Migrants from this country, living mostly in the U.S., sent some $7.1 billion in remittances home in 2016—around 10% of gross domestic product. Apparel and textile exports totaled more than $1.4 billion last year, making fabric production and clothing assembly the largest export industry. This is a poor nation, but without migration to the U.S. and trade, it would be a lot poorer.

Yet many Guatemalans I spoke with here last week are not dreading an anti-immigrant, protectionist Donald Trump in the White House. They’re focused on the exit of Barack Obama, whose foreign policy they saw as politicized in favor of left-wing causes and environmental extremism that harm Guatemalan development.

The U.S. wields significant influence in Central America and its opinions are heard by those in power in these small countries. The hope here and throughout Latin America is that Mr. Trump’s presidency will reverse eight years of a State Department agenda that has promoted big government, redistributionist policies and politics instead of growth.

The complaints extend beyond a difference of opinion about the role of the state. During the Obama years Uncle Sam repeatedly backed those who flouted the rule of law in the name of “social justice.”

• Given data:
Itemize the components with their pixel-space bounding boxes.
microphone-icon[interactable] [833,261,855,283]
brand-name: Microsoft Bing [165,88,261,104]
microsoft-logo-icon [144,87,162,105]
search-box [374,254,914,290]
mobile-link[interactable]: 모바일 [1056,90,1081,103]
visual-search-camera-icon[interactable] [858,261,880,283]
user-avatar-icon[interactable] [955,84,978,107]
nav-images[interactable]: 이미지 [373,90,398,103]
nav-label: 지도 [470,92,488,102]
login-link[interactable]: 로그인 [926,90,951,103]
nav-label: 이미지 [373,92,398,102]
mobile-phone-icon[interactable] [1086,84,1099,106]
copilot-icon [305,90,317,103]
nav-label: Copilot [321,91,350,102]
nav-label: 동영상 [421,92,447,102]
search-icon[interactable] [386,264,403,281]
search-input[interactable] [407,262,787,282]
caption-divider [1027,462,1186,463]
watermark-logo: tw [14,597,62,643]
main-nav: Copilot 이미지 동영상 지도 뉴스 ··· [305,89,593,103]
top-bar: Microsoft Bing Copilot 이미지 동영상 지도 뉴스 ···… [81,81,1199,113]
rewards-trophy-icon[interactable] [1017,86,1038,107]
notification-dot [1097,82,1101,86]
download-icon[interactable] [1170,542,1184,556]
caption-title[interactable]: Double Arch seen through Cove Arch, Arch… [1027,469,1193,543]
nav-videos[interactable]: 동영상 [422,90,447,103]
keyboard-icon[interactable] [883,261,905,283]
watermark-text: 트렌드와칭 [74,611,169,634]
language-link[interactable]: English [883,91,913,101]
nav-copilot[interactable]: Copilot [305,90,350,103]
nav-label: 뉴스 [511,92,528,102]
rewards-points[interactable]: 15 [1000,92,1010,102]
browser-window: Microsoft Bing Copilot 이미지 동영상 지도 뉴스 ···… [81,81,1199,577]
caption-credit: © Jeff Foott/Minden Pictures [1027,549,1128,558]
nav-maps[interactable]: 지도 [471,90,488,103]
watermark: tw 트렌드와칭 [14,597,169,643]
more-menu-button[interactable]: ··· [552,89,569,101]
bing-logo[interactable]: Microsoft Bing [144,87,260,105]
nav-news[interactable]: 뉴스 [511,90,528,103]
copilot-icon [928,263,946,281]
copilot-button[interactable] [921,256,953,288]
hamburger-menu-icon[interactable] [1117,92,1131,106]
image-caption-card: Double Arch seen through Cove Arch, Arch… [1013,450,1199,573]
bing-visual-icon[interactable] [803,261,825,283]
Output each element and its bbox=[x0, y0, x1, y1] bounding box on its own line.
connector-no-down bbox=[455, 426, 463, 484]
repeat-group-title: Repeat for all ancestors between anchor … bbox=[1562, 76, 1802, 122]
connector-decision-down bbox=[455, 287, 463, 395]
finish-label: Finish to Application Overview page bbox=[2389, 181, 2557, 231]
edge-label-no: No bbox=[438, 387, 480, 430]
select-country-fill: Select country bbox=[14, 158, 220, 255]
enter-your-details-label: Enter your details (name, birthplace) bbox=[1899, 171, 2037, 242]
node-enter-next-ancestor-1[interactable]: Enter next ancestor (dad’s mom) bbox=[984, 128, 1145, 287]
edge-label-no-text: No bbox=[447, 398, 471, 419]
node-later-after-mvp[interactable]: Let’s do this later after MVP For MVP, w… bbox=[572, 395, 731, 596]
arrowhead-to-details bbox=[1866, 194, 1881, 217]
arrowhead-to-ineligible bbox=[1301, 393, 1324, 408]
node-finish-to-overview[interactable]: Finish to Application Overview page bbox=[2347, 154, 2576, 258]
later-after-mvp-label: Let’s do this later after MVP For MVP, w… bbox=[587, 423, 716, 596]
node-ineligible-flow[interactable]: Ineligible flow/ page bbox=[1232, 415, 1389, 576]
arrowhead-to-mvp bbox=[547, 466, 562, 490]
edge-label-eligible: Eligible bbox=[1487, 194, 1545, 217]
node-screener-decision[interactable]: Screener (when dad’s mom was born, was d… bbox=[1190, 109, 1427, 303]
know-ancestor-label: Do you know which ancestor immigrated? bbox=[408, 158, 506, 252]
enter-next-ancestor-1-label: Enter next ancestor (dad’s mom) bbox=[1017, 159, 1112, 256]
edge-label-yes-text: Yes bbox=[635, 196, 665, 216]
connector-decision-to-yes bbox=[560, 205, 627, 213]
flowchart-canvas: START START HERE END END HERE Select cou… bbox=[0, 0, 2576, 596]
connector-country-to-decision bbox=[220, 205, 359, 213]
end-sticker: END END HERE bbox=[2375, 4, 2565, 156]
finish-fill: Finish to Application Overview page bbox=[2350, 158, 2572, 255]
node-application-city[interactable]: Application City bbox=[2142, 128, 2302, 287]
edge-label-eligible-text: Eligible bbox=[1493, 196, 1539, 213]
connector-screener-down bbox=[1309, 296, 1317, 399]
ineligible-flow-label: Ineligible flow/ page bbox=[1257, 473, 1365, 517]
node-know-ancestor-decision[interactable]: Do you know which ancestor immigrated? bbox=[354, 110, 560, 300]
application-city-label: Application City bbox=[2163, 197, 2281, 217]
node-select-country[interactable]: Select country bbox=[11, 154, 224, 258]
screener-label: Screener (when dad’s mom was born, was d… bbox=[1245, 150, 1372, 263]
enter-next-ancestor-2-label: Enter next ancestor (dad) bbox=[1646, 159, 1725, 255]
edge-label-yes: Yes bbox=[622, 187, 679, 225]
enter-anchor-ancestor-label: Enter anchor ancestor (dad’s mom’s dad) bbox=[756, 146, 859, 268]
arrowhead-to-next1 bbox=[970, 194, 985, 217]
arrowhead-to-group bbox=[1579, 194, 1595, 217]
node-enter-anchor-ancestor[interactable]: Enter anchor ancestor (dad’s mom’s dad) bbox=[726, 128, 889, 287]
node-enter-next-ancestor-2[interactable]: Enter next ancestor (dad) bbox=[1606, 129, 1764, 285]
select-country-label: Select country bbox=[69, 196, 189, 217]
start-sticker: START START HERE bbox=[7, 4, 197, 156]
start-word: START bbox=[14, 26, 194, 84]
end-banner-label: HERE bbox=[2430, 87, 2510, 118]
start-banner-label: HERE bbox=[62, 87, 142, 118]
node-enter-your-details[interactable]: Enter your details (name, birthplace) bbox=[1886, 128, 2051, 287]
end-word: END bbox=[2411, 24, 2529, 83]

• What the task asks:
Which industry does the Guatemala passage name as the largest export industry? Answer from the Guatemala passage alone.

• Task solution:
Fabric production and clothing assembly.